= Problem statement =
Work out how many lines hold "西安交通大学出版社". Give the number and nothing else.

= Given records =
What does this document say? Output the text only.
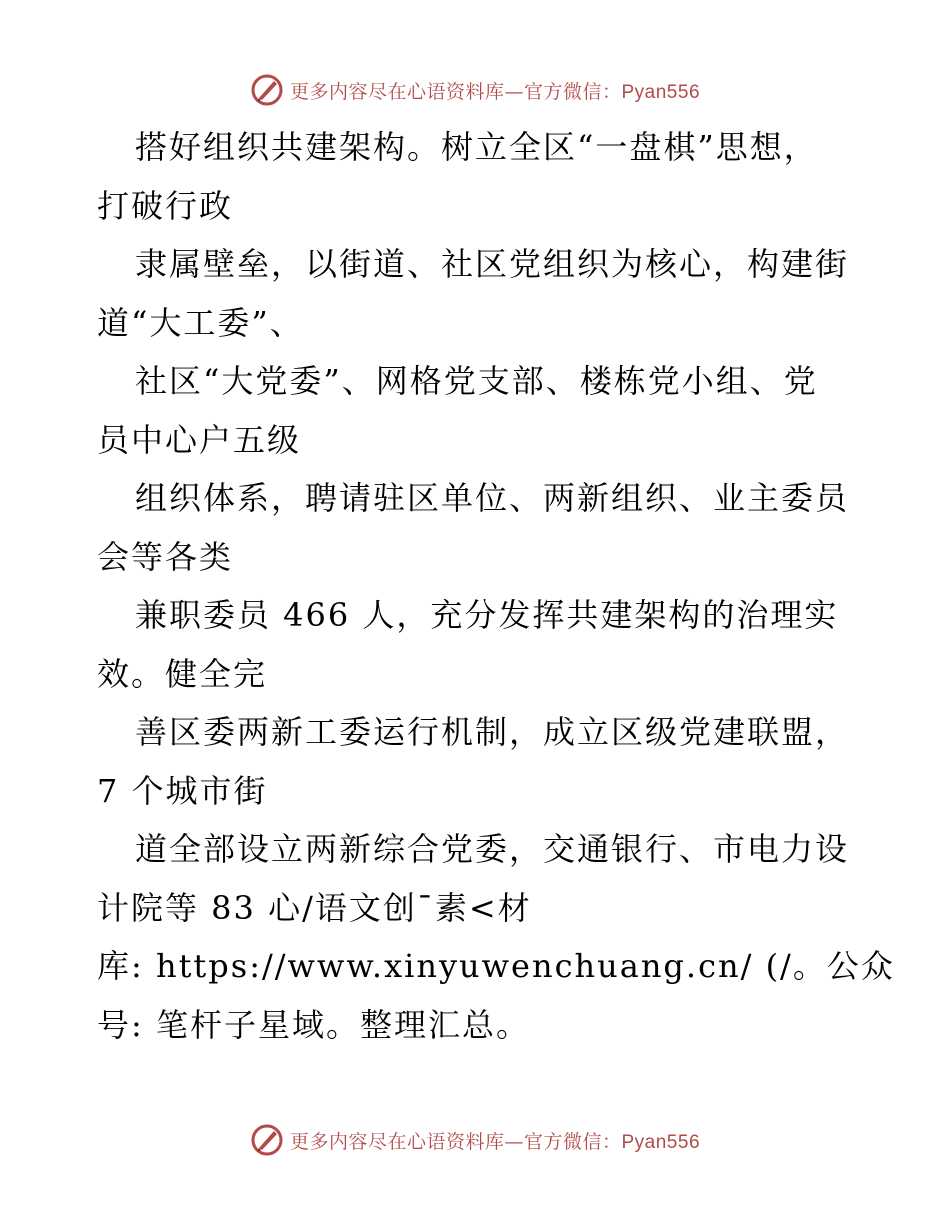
更多内容尽在心语资料库—官方微信：Pyan556
搭好组织共建架构。树立全区“一盘棋”思想，
打破行政
隶属壁垒，以街道、社区党组织为核心，构建街
道“大工委”、
社区“大党委”、网格党支部、楼栋党小组、党
员中心户五级
组织体系，聘请驻区单位、两新组织、业主委员
会等各类
兼职委员 466 人，充分发挥共建架构的治理实
效。健全完
善区委两新工委运行机制，成立区级党建联盟，
7 个城市街
道全部设立两新综合党委，交通银行、市电力设
计院等 83 心/语文创¯素<材
库: https://www.xinyuwenchuang.cn/ (/。公众
号: 笔杆子星域。整理汇总。
更多内容尽在心语资料库—官方微信：Pyan556
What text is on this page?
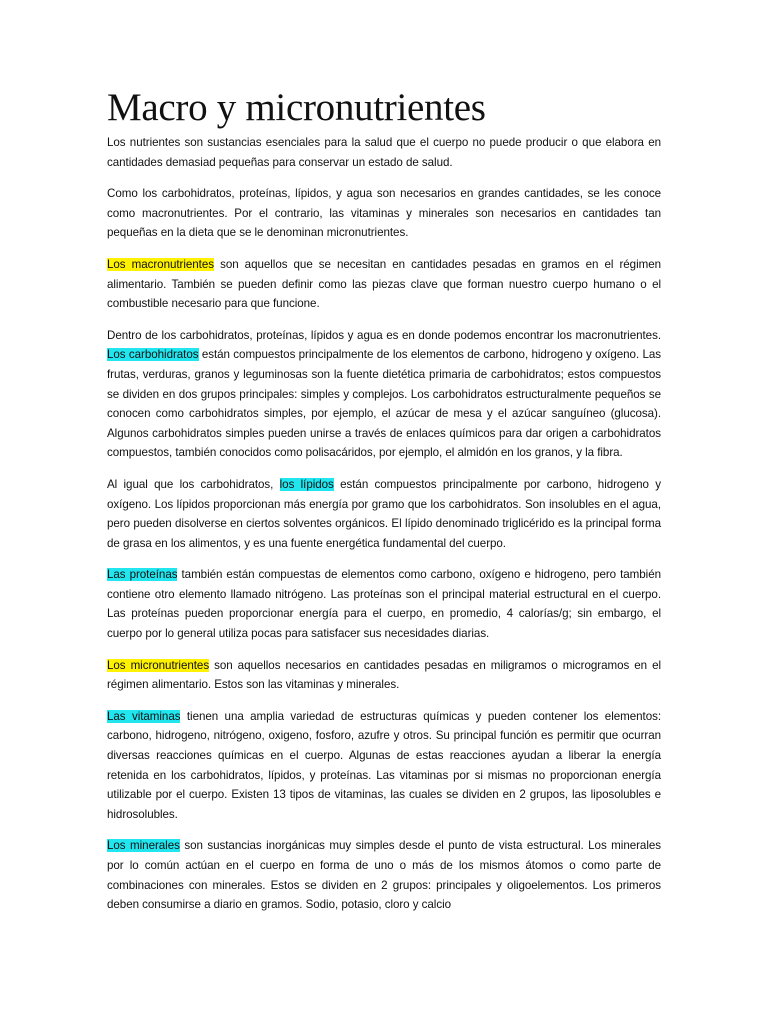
Macro y micronutrientes

Los nutrientes son sustancias esenciales para la salud que el cuerpo no puede producir o que elabora en cantidades demasiad pequeñas para conservar un estado de salud.

Como los carbohidratos, proteínas, lípidos, y agua son necesarios en grandes cantidades, se les conoce como macronutrientes. Por el contrario, las vitaminas y minerales son necesarios en cantidades tan pequeñas en la dieta que se le denominan micronutrientes.

Los macronutrientes son aquellos que se necesitan en cantidades pesadas en gramos en el régimen alimentario. También se pueden definir como las piezas clave que forman nuestro cuerpo humano o el combustible necesario para que funcione.

Dentro de los carbohidratos, proteínas, lípidos y agua es en donde podemos encontrar los macronutrientes. Los carbohidratos están compuestos principalmente de los elementos de carbono, hidrogeno y oxígeno. Las frutas, verduras, granos y leguminosas son la fuente dietética primaria de carbohidratos; estos compuestos se dividen en dos grupos principales: simples y complejos. Los carbohidratos estructuralmente pequeños se conocen como carbohidratos simples, por ejemplo, el azúcar de mesa y el azúcar sanguíneo (glucosa). Algunos carbohidratos simples pueden unirse a través de enlaces químicos para dar origen a carbohidratos compuestos, también conocidos como polisacáridos, por ejemplo, el almidón en los granos, y la fibra.

Al igual que los carbohidratos, los lípidos están compuestos principalmente por carbono, hidrogeno y oxígeno. Los lípidos proporcionan más energía por gramo que los carbohidratos. Son insolubles en el agua, pero pueden disolverse en ciertos solventes orgánicos. El lípido denominado triglicérido es la principal forma de grasa en los alimentos, y es una fuente energética fundamental del cuerpo.

Las proteínas también están compuestas de elementos como carbono, oxígeno e hidrogeno, pero también contiene otro elemento llamado nitrógeno. Las proteínas son el principal material estructural en el cuerpo. Las proteínas pueden proporcionar energía para el cuerpo, en promedio, 4 calorías/g; sin embargo, el cuerpo por lo general utiliza pocas para satisfacer sus necesidades diarias.

Los micronutrientes son aquellos necesarios en cantidades pesadas en miligramos o microgramos en el régimen alimentario. Estos son las vitaminas y minerales.

Las vitaminas tienen una amplia variedad de estructuras químicas y pueden contener los elementos: carbono, hidrogeno, nitrógeno, oxigeno, fosforo, azufre y otros. Su principal función es permitir que ocurran diversas reacciones químicas en el cuerpo. Algunas de estas reacciones ayudan a liberar la energía retenida en los carbohidratos, lípidos, y proteínas. Las vitaminas por si mismas no proporcionan energía utilizable por el cuerpo. Existen 13 tipos de vitaminas, las cuales se dividen en 2 grupos, las liposolubles e hidrosolubles.

Los minerales son sustancias inorgánicas muy simples desde el punto de vista estructural. Los minerales por lo común actúan en el cuerpo en forma de uno o más de los mismos átomos o como parte de combinaciones con minerales. Estos se dividen en 2 grupos: principales y oligoelementos. Los primeros deben consumirse a diario en gramos. Sodio, potasio, cloro y calcio
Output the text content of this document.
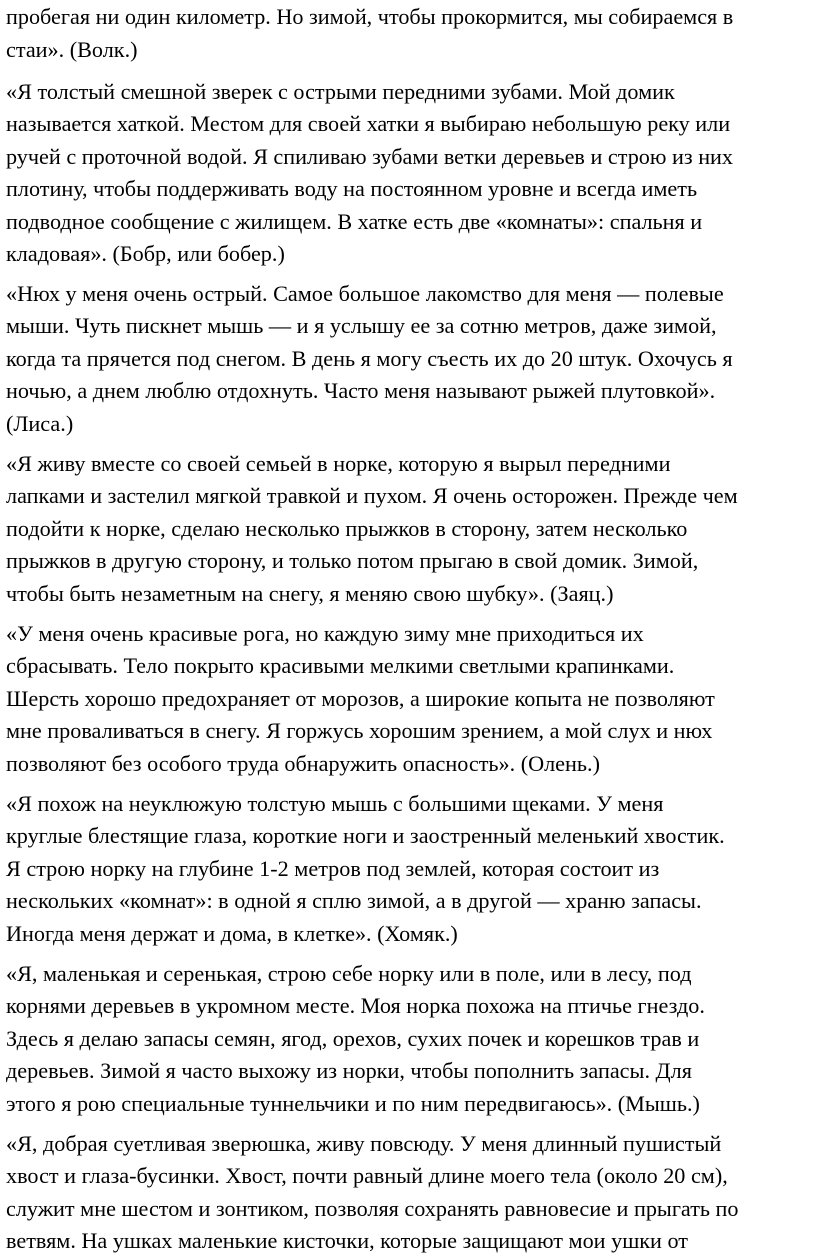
пробегая ни один километр. Но зимой, чтобы прокормится, мы собираемся в
стаи». (Волк.)
«Я толстый смешной зверек с острыми передними зубами. Мой домик
называется хаткой. Местом для своей хатки я выбираю небольшую реку или
ручей с проточной водой. Я спиливаю зубами ветки деревьев и строю из них
плотину, чтобы поддерживать воду на постоянном уровне и всегда иметь
подводное сообщение с жилищем. В хатке есть две «комнаты»: спальня и
кладовая». (Бобр, или бобер.)
«Нюх у меня очень острый. Самое большое лакомство для меня — полевые
мыши. Чуть пискнет мышь — и я услышу ее за сотню метров, даже зимой,
когда та прячется под снегом. В день я могу съесть их до 20 штук. Охочусь я
ночью, а днем люблю отдохнуть. Часто меня называют рыжей плутовкой».
(Лиса.)
«Я живу вместе со своей семьей в норке, которую я вырыл передними
лапками и застелил мягкой травкой и пухом. Я очень осторожен. Прежде чем
подойти к норке, сделаю несколько прыжков в сторону, затем несколько
прыжков в другую сторону, и только потом прыгаю в свой домик. Зимой,
чтобы быть незаметным на снегу, я меняю свою шубку». (Заяц.)
«У меня очень красивые рога, но каждую зиму мне приходиться их
сбрасывать. Тело покрыто красивыми мелкими светлыми крапинками.
Шерсть хорошо предохраняет от морозов, а широкие копыта не позволяют
мне проваливаться в снегу. Я горжусь хорошим зрением, а мой слух и нюх
позволяют без особого труда обнаружить опасность». (Олень.)
«Я похож на неуклюжую толстую мышь с большими щеками. У меня
круглые блестящие глаза, короткие ноги и заостренный меленький хвостик.
Я строю норку на глубине 1-2 метров под землей, которая состоит из
нескольких «комнат»: в одной я сплю зимой, а в другой — храню запасы.
Иногда меня держат и дома, в клетке». (Хомяк.)
«Я, маленькая и серенькая, строю себе норку или в поле, или в лесу, под
корнями деревьев в укромном месте. Моя норка похожа на птичье гнездо.
Здесь я делаю запасы семян, ягод, орехов, сухих почек и корешков трав и
деревьев. Зимой я часто выхожу из норки, чтобы пополнить запасы. Для
этого я рою специальные туннельчики и по ним передвигаюсь». (Мышь.)
«Я, добрая суетливая зверюшка, живу повсюду. У меня длинный пушистый
хвост и глаза-бусинки. Хвост, почти равный длине моего тела (около 20 см),
служит мне шестом и зонтиком, позволяя сохранять равновесие и прыгать по
ветвям. На ушках маленькие кисточки, которые защищают мои ушки от
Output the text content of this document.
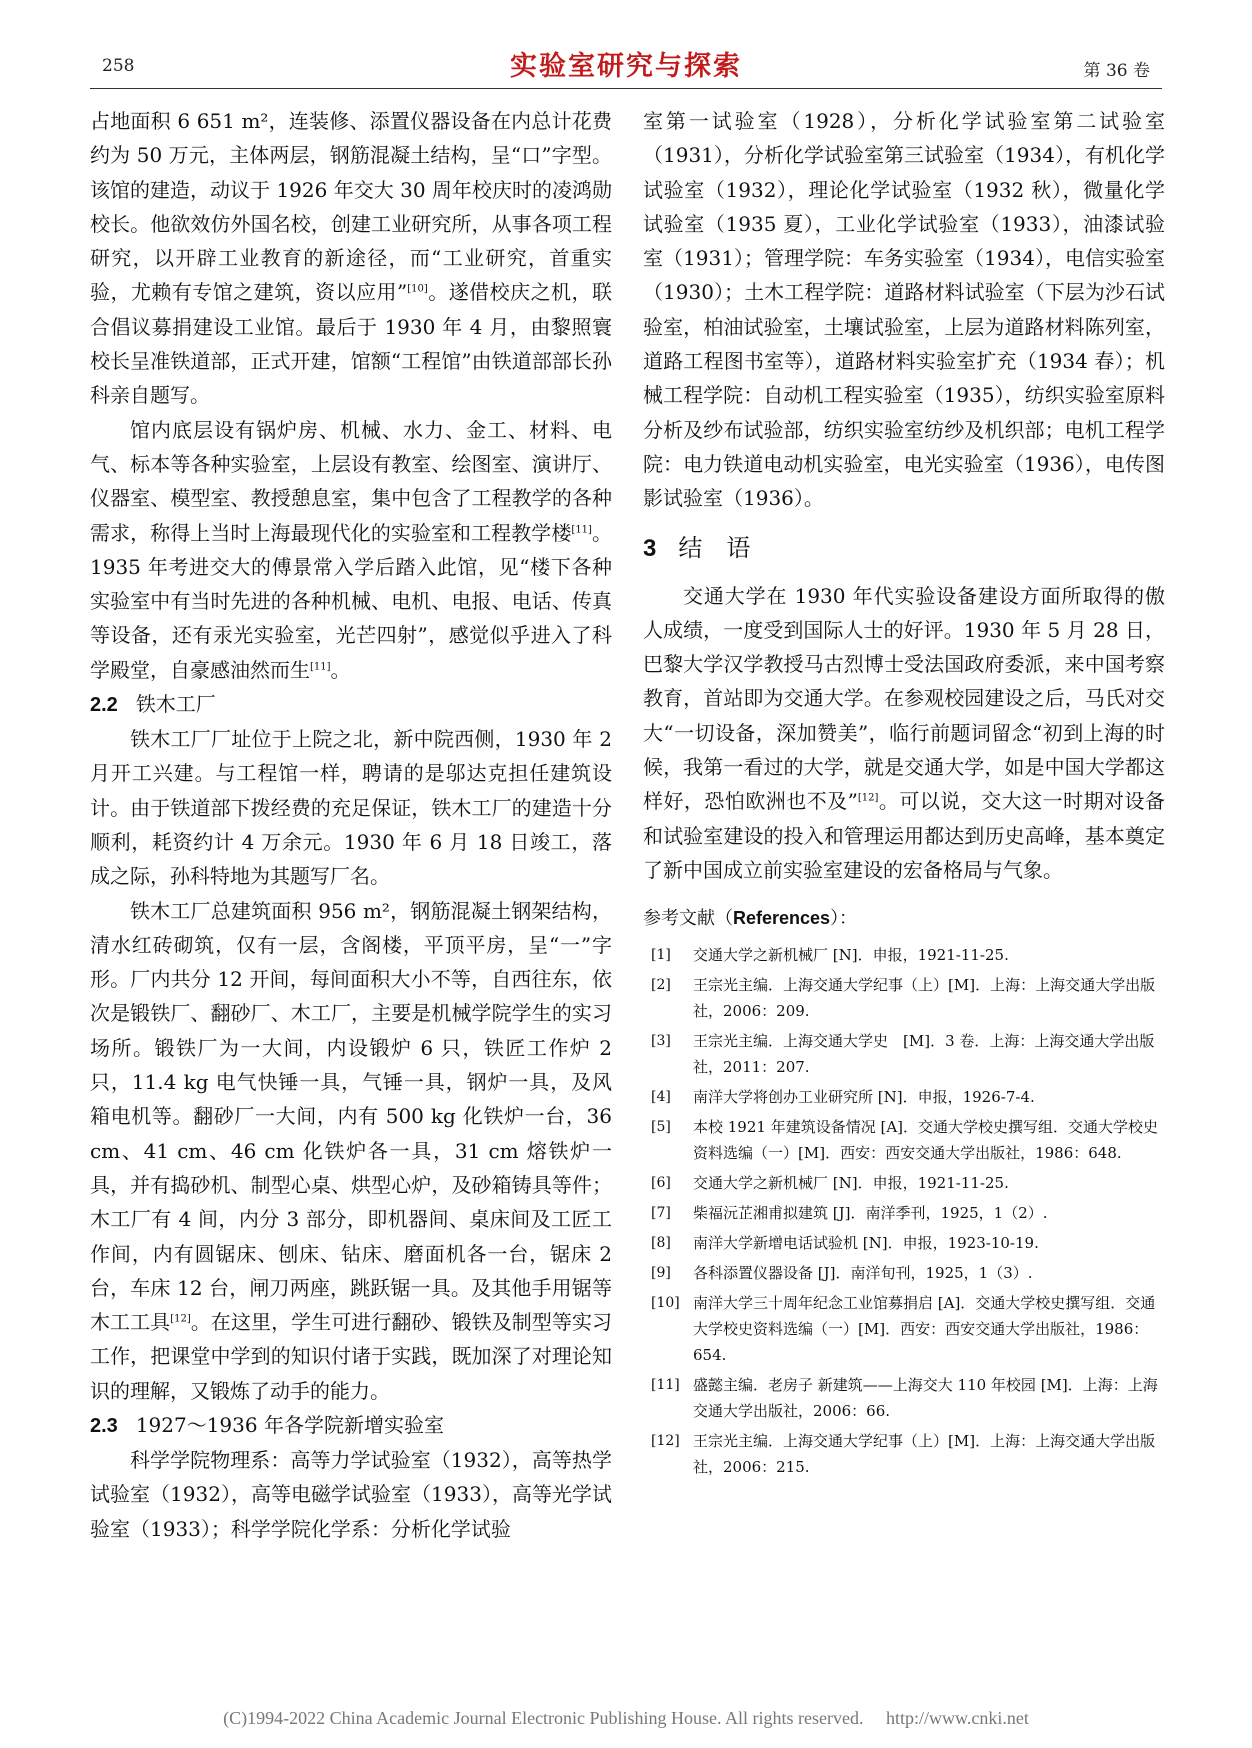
258	实验室研究与探索	第 36 卷

占地面积 6 651 m²，连装修、添置仪器设备在内总计花费约为 50 万元，主体两层，钢筋混凝土结构，呈“口”字型。该馆的建造，动议于 1926 年交大 30 周年校庆时的凌鸿勋校长。他欲效仿外国名校，创建工业研究所，从事各项工程研究，以开辟工业教育的新途径，而“工业研究，首重实验，尤赖有专馆之建筑，资以应用”[10]。遂借校庆之机，联合倡议募捐建设工业馆。最后于 1930 年 4 月，由黎照寰校长呈准铁道部，正式开建，馆额“工程馆”由铁道部部长孙科亲自题写。

馆内底层设有锅炉房、机械、水力、金工、材料、电气、标本等各种实验室，上层设有教室、绘图室、演讲厅、仪器室、模型室、教授憩息室，集中包含了工程教学的各种需求，称得上当时上海最现代化的实验室和工程教学楼[11]。1935 年考进交大的傅景常入学后踏入此馆，见“楼下各种实验室中有当时先进的各种机械、电机、电报、电话、传真等设备，还有汞光实验室，光芒四射”，感觉似乎进入了科学殿堂，自豪感油然而生[11]。

2.2 铁木工厂

铁木工厂厂址位于上院之北，新中院西侧，1930 年 2 月开工兴建。与工程馆一样，聘请的是邬达克担任建筑设计。由于铁道部下拨经费的充足保证，铁木工厂的建造十分顺利，耗资约计 4 万余元。1930 年 6 月 18 日竣工，落成之际，孙科特地为其题写厂名。

铁木工厂总建筑面积 956 m²，钢筋混凝土钢架结构，清水红砖砌筑，仅有一层，含阁楼，平顶平房，呈“一”字形。厂内共分 12 开间，每间面积大小不等，自西往东，依次是锻铁厂、翻砂厂、木工厂，主要是机械学院学生的实习场所。锻铁厂为一大间，内设锻炉 6 只，铁匠工作炉 2 只，11.4 kg 电气快锤一具，气锤一具，钢炉一具，及风箱电机等。翻砂厂一大间，内有 500 kg 化铁炉一台，36 cm、41 cm、46 cm 化铁炉各一具，31 cm 熔铁炉一具，并有捣砂机、制型心桌、烘型心炉，及砂箱铸具等件；木工厂有 4 间，内分 3 部分，即机器间、桌床间及工匠工作间，内有圆锯床、刨床、钻床、磨面机各一台，锯床 2 台，车床 12 台，闸刀两座，跳跃锯一具。及其他手用锯等木工工具[12]。在这里，学生可进行翻砂、锻铁及制型等实习工作，把课堂中学到的知识付诸于实践，既加深了对理论知识的理解，又锻炼了动手的能力。

2.3 1927～1936 年各学院新增实验室

科学学院物理系：高等力学试验室（1932），高等热学试验室（1932），高等电磁学试验室（1933），高等光学试验室（1933）；科学学院化学系：分析化学试验

室第一试验室（1928），分析化学试验室第二试验室（1931），分析化学试验室第三试验室（1934），有机化学试验室（1932），理论化学试验室（1932 秋），微量化学试验室（1935 夏），工业化学试验室（1933），油漆试验室（1931）；管理学院：车务实验室（1934），电信实验室（1930）；土木工程学院：道路材料试验室（下层为沙石试验室，柏油试验室，土壤试验室，上层为道路材料陈列室，道路工程图书室等），道路材料实验室扩充（1934 春）；机械工程学院：自动机工程实验室（1935），纺织实验室原料分析及纱布试验部，纺织实验室纺纱及机织部；电机工程学院：电力铁道电动机实验室，电光实验室（1936），电传图影试验室（1936）。

3 结　语

交通大学在 1930 年代实验设备建设方面所取得的傲人成绩，一度受到国际人士的好评。1930 年 5 月 28 日，巴黎大学汉学教授马古烈博士受法国政府委派，来中国考察教育，首站即为交通大学。在参观校园建设之后，马氏对交大“一切设备，深加赞美”，临行前题词留念“初到上海的时候，我第一看过的大学，就是交通大学，如是中国大学都这样好，恐怕欧洲也不及”[12]。可以说，交大这一时期对设备和试验室建设的投入和管理运用都达到历史高峰，基本奠定了新中国成立前实验室建设的宏备格局与气象。

参考文献（References）：
[1] 交通大学之新机械厂 [N]．申报，1921-11-25.
[2] 王宗光主编．上海交通大学纪事（上）[M]．上海：上海交通大学出版社，2006：209.
[3] 王宗光主编．上海交通大学史　[M]．3 卷．上海：上海交通大学出版社，2011：207.
[4] 南洋大学将创办工业研究所 [N]．申报，1926-7-4.
[5] 本校 1921 年建筑设备情况 [A]．交通大学校史撰写组．交通大学校史资料选编（一）[M]．西安：西安交通大学出版社，1986：648.
[6] 交通大学之新机械厂 [N]．申报，1921-11-25.
[7] 柴福沅芷湘甫拟建筑 [J]．南洋季刊，1925，1（2）.
[8] 南洋大学新增电话试验机 [N]．申报，1923-10-19.
[9] 各科添置仪器设备 [J]．南洋旬刊，1925，1（3）.
[10] 南洋大学三十周年纪念工业馆募捐启 [A]．交通大学校史撰写组．交通大学校史资料选编（一）[M]．西安：西安交通大学出版社，1986：654.
[11] 盛懿主编．老房子 新建筑——上海交大 110 年校园 [M]．上海：上海交通大学出版社，2006：66.
[12] 王宗光主编．上海交通大学纪事（上）[M]．上海：上海交通大学出版社，2006：215.
(C)1994-2022 China Academic Journal Electronic Publishing House. All rights reserved.　 http://www.cnki.net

= Output =
2